- WORK TO DO -
Print the listing that follows, character for character.

(Dataset records)
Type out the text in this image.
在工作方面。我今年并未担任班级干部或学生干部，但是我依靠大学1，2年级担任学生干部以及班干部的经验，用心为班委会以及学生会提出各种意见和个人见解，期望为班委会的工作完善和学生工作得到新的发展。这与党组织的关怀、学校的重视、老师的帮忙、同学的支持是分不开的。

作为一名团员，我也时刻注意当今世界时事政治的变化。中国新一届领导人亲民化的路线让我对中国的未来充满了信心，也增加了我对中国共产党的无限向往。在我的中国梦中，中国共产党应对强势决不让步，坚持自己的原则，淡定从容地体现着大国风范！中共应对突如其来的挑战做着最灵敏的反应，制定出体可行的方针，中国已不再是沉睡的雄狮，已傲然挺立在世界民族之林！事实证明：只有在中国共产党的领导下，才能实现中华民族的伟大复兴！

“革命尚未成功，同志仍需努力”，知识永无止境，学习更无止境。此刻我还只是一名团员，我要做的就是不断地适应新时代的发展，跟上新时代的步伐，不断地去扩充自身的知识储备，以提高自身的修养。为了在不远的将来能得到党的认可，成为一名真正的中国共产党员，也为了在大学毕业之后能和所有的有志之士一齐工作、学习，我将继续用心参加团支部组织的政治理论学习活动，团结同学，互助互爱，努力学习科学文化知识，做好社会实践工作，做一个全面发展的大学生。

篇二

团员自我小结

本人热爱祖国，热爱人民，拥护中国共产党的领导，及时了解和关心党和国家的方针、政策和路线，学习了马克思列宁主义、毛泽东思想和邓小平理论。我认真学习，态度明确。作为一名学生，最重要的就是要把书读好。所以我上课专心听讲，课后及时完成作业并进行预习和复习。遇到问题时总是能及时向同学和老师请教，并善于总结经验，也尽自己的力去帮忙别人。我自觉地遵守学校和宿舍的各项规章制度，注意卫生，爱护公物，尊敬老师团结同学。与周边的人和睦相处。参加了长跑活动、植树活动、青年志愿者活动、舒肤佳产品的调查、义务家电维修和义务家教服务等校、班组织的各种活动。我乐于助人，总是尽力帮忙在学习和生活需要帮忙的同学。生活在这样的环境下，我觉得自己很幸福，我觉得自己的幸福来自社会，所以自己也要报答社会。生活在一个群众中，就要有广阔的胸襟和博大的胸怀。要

- ANSWER TO THIS TASK -
Type out the text in this image.
在工作方面。我今年并未担任班级干部或学生干部，但是我依靠大学1，2年级担任学生干部以及班干部的经验，用心为班委会以及学生会提出各种意见和个人见解，期望为班委会的工作完善和学生工作得到新的发展。这与党组织的关怀、学校的重视、老师的帮忙、同学的支持是分不开的。

作为一名团员，我也时刻注意当今世界时事政治的变化。中国新一届领导人亲民化的路线让我对中国的未来充满了信心，也增加了我对中国共产党的无限向往。在我的中国梦中，中国共产党应对强势决不让步，坚持自己的原则，淡定从容地体现着大国风范！中共应对突如其来的挑战做着最灵敏的反应，制定出体可行的方针，中国已不再是沉睡的雄狮，已傲然挺立在世界民族之林！事实证明：只有在中国共产党的领导下，才能实现中华民族的伟大复兴！

“革命尚未成功，同志仍需努力”，知识永无止境，学习更无止境。此刻我还只是一名团员，我要做的就是不断地适应新时代的发展，跟上新时代的步伐，不断地去扩充自身的知识储备，以提高自身的修养。为了在不远的将来能得到党的认可，成为一名真正的中国共产党员，也为了在大学毕业之后能和所有的有志之士一齐工作、学习，我将继续用心参加团支部组织的政治理论学习活动，团结同学，互助互爱，努力学习科学文化知识，做好社会实践工作，做一个全面发展的大学生。

篇二

团员自我小结

本人热爱祖国，热爱人民，拥护中国共产党的领导，及时了解和关心党和国家的方针、政策和路线，学习了马克思列宁主义、毛泽东思想和邓小平理论。我认真学习，态度明确。作为一名学生，最重要的就是要把书读好。所以我上课专心听讲，课后及时完成作业并进行预习和复习。遇到问题时总是能及时向同学和老师请教，并善于总结经验，也尽自己的力去帮忙别人。我自觉地遵守学校和宿舍的各项规章制度，注意卫生，爱护公物，尊敬老师团结同学。与周边的人和睦相处。参加了长跑活动、植树活动、青年志愿者活动、舒肤佳产品的调查、义务家电维修和义务家教服务等校、班组织的各种活动。我乐于助人，总是尽力帮忙在学习和生活需要帮忙的同学。生活在这样的环境下，我觉得自己很幸福，我觉得自己的幸福来自社会，所以自己也要报答社会。生活在一个群众中，就要有广阔的胸襟和博大的胸怀。要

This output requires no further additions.